▶ [Given request 1] Translate this sentence from the heat press thread into Spanish: "I also cure longer than you do."
▶ [Given request 2] Repeat the part of the heat press thread that begins at the words "The temp on" and stops after "had problems since.".

▶ [Text passage]
- - - - -

Melde dich doch mal falls Interesse für die Software besteht....
Gruß, Susanne


----------



## Brian-R (Apr 21, 2008)

I would suggest that you try different things. Play with the pressure, raise the temp, increase cure time...
Change one at a time and do wash tests to see if there are any imporvements. 
The temp on your heat press may be off too. I was having washing issues and my press was brand new so it was not a suspect. I tried everything else and no luck so I finally decided to look at the heat press. I bought a temp sensor ($85.00 but worth every penny) Digital Pyrometer & Surface Probe Kit and found that the display on my press was 8 degrees low. I turned the temp up 8 degrees and have not had problems since.
I also cure longer than you do. I am curing at 340 degrees for 3 min on dark and 1:30 on light. I cure half then flip the parchment paper and cure the other half. I think the break gives time for evaporation.
Good luck.

Brian


----------



## zhenjie (Aug 27, 2006)

Brian-R said:


> I bought a temp sensor ($85.00 but worth every penny) Digital Pyrometer & Surface Probe Kit and found that the display on my press was 8 degrees low.


If you want a cheaper probe then get them from Deal Extreme. 

DealExtreme: $27.60 K-Type Digital Industrial Thermometer with Sensor (-50-C ~ 1300-C) - Thermometer 
+ 
DealExtreme: $20.26 K Type Surface Temperature Probe - Surfance probe. 

$47.86 delivered vs $85+shipping at Geo Knight. Geo Knight ripped me off with international postage so I'm not a fan of them.


----------



## TeCo (Jan 17, 2009)

Hi again,
we've tried a few things the last days, but until now I've had no time to wash the shirts, so I can't give a finally resume.
Our head press is almost new and was very expensive, so I hope, that the temparature is right.
Now we press the shirts for 180 seconds and with a little bit stronger pressure. We also use less precoater.
The print seems better. Not better look, but it seems to be deeper in the tissue. 
But since we use less precoater, the ink does'nt cover enough. So I think either the ink would be washed out or the ink would not cover. Both will not look good. :-(


----------



## Brian-R (Apr 21, 2008)

"since we use less precoater, the ink does'nt cover enough"

I am far from an expert. I only know what works for me. If the white ink looks like it is not covering then my guess is that you probably aren't using enough pretreat now. If that is the case then they won't wash well.

Don't assume that a new press will be operation perfectly. As I said, my press was brand new and I found that the display was 8 degrees low. Since I adjusted the temp up 8 degrees I have not had wash issues. It is worth the money to get a good probe and check the actual temp. Just consider it part of the start-up costs.

Brian


----------

- - - - -

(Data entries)
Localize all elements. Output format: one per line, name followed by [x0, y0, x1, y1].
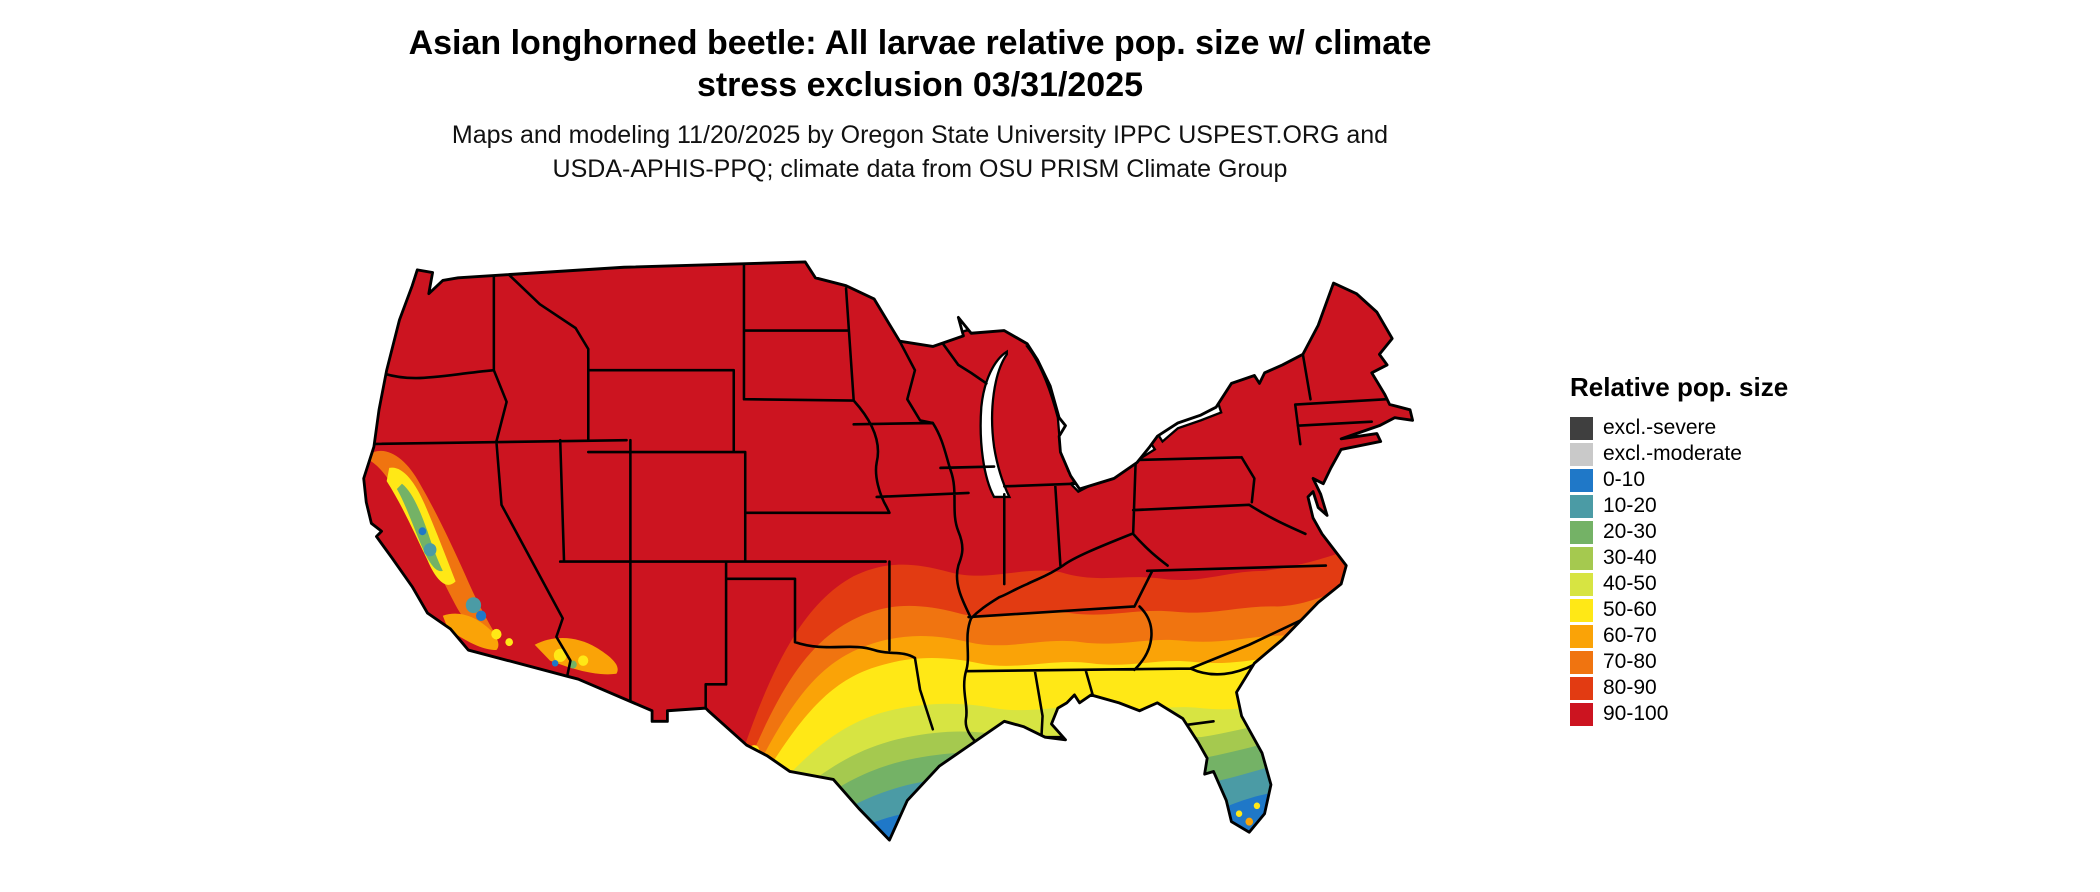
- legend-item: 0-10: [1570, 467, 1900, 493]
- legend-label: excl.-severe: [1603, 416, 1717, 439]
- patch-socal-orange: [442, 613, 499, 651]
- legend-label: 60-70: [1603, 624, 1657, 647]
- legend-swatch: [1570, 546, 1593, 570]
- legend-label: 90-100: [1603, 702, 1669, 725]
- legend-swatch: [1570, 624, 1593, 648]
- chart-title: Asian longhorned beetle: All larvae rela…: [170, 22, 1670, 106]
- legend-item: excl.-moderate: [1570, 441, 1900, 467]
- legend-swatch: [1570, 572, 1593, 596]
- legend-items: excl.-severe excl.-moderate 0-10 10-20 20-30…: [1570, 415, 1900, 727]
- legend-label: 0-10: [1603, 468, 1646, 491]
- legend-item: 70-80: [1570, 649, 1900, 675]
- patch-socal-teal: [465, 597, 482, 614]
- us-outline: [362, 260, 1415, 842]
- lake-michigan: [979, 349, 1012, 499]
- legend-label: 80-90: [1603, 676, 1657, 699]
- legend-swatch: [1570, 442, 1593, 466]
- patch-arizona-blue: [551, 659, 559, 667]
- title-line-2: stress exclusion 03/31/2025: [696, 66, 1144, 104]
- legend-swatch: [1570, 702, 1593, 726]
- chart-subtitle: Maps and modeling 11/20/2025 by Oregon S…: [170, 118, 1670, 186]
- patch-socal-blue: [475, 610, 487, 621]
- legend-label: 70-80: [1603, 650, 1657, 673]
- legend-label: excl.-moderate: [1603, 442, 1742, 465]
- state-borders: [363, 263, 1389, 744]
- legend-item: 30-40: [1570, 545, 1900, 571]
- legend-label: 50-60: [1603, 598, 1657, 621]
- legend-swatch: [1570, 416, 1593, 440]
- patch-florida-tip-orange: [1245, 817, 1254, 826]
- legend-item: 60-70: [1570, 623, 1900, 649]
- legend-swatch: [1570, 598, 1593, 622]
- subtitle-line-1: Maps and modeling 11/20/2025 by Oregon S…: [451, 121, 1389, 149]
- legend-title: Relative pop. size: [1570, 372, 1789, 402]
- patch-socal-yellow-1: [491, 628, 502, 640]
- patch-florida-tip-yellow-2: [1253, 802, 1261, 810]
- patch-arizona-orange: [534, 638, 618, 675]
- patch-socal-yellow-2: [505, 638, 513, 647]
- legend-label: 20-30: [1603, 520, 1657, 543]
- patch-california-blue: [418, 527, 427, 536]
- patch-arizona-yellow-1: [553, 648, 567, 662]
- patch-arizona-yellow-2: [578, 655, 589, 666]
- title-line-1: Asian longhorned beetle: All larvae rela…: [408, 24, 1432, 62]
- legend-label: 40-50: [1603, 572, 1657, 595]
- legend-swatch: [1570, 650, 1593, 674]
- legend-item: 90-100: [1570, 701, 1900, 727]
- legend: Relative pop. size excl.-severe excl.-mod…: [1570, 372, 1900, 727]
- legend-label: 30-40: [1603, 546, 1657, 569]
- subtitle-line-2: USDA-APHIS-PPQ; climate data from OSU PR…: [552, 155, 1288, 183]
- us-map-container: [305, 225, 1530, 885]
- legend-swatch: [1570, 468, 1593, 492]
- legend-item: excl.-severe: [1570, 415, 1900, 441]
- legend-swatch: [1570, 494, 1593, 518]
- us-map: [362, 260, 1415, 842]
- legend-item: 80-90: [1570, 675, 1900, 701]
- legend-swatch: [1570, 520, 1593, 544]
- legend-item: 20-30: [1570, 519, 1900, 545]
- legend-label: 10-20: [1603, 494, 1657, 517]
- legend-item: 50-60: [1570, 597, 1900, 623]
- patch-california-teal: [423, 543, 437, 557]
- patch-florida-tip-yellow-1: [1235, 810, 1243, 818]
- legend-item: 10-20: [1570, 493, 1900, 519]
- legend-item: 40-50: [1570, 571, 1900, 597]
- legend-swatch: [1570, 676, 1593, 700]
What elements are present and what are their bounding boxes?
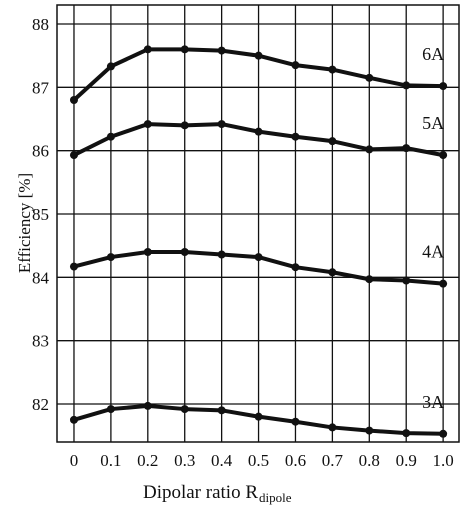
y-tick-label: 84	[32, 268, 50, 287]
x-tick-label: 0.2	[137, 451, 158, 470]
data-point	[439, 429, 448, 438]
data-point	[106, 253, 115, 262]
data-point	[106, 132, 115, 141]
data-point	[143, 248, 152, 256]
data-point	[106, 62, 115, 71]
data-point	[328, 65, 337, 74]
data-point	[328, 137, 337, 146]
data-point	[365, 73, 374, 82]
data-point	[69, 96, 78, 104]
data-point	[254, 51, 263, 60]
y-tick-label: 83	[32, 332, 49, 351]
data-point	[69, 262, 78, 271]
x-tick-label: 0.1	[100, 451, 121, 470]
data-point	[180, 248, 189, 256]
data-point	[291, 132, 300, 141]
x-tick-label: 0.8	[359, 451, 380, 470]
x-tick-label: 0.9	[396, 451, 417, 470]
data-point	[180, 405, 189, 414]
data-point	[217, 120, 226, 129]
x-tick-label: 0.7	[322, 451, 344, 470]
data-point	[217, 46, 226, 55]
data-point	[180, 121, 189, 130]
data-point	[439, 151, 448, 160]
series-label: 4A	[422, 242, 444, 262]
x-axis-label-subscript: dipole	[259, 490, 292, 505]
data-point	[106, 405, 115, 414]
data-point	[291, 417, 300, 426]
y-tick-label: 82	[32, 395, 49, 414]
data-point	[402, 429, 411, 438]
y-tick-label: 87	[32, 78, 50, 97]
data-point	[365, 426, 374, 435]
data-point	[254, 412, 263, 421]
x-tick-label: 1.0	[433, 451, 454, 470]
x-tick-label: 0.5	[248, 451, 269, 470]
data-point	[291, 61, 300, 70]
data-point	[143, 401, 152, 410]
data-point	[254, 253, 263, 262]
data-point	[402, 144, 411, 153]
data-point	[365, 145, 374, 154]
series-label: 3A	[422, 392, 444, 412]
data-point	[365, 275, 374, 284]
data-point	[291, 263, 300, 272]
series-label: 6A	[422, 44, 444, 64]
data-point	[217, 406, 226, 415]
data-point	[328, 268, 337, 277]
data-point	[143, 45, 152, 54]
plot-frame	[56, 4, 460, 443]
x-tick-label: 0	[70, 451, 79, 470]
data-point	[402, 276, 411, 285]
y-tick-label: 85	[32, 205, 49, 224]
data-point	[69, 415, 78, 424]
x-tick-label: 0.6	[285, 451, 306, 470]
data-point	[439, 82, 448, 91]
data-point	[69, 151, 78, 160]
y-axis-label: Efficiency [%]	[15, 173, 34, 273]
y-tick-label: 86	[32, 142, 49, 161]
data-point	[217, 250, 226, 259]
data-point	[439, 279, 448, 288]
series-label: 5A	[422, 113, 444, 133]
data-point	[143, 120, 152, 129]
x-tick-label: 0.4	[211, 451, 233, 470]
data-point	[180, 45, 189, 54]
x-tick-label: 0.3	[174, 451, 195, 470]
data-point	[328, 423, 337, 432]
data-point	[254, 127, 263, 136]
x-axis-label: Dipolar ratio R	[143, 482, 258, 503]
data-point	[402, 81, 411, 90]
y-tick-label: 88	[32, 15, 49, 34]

- - - - -

▶ [Correct response 1] Yo también curo durante más tiempo que tú.

▶ [Correct response 2]
The temp on your heat press may be off too. I was having washing issues and my press was brand new so it was not a suspect. I tried everything else and no luck so I finally decided to look at the heat press. I bought a temp sensor ($85.00 but worth every penny) Digital Pyrometer & Surface Probe Kit and found that the display on my press was 8 degrees low. I turned the temp up 8 degrees and have not had problems since.